=== WORK TO BE COMPLETED ===
Identify every line of the material that contains the string "Produkt", and copy each such line. Matching is case-sensitive.

## Begin RECORDS SUPPLIED

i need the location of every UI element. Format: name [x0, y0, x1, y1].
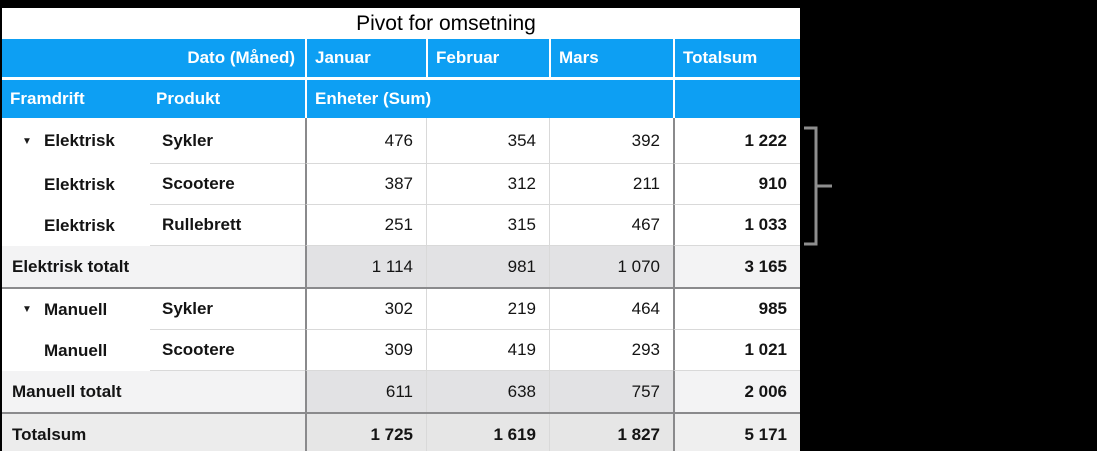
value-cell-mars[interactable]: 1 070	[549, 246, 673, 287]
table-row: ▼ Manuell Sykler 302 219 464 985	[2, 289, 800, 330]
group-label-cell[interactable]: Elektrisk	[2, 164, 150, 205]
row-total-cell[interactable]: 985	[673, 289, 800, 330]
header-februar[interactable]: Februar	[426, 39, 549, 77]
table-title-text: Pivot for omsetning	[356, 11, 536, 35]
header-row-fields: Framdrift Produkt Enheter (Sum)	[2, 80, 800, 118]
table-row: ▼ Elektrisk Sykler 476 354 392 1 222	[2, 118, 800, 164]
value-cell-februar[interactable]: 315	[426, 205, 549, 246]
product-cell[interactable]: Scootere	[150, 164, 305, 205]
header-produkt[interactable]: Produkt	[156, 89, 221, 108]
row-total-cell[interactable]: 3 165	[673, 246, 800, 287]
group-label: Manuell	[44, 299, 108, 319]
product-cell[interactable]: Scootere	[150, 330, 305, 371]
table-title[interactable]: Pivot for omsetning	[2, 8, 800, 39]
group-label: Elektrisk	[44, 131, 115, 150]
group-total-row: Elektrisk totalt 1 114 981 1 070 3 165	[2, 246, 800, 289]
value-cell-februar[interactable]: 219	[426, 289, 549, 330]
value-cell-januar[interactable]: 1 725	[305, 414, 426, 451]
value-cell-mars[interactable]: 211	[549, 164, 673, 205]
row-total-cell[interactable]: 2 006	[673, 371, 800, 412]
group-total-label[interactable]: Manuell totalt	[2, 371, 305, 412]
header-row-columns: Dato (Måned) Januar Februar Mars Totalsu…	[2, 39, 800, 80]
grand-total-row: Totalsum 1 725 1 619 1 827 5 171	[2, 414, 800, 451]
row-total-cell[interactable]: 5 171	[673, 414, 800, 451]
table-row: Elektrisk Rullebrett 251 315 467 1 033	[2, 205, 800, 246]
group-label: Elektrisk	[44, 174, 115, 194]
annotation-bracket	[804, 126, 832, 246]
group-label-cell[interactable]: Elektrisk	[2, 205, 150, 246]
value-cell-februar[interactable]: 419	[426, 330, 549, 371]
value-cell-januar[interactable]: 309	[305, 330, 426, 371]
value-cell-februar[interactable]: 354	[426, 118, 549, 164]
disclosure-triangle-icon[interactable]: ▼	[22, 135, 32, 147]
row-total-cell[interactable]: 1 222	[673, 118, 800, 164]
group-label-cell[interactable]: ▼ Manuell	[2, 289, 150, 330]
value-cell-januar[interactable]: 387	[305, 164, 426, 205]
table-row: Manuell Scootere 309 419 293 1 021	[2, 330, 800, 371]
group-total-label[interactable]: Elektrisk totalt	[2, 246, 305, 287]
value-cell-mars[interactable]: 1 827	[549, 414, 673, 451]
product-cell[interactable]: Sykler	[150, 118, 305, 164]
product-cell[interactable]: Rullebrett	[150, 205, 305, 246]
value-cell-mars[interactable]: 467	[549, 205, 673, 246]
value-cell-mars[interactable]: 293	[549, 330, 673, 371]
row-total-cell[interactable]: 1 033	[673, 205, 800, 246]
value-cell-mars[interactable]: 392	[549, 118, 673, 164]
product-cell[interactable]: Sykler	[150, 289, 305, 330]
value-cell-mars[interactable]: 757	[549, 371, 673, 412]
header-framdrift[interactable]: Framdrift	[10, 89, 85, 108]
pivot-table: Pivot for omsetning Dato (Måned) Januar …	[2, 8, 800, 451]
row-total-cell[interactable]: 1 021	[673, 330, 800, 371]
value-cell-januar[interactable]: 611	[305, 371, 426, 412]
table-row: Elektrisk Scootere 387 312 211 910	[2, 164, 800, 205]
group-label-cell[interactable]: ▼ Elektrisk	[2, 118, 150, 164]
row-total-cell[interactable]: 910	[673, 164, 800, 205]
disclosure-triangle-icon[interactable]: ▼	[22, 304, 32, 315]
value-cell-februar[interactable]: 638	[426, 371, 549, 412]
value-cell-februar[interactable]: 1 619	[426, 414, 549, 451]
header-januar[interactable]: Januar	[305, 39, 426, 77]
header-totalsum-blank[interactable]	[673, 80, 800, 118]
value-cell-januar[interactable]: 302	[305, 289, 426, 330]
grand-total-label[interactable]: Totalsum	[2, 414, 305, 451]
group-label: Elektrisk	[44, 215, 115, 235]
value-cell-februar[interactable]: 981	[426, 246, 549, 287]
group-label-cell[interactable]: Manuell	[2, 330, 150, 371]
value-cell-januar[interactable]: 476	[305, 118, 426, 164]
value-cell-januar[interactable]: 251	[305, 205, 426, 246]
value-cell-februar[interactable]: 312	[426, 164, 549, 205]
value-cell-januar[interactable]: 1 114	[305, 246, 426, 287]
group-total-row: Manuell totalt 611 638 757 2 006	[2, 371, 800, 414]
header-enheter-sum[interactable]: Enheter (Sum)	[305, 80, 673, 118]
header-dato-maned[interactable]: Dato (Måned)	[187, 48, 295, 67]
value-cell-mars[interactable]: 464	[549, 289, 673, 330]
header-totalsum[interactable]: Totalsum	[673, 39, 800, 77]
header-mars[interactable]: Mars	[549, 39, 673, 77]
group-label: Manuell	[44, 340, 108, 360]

## End RECORDS SUPPLIED

=== OUTPUT FOR THIS EXERCISE ===
header-row-fields: Framdrift Produkt Enheter (Sum)	[2, 80, 800, 118]
header-produkt[interactable]: Produkt	[156, 89, 221, 108]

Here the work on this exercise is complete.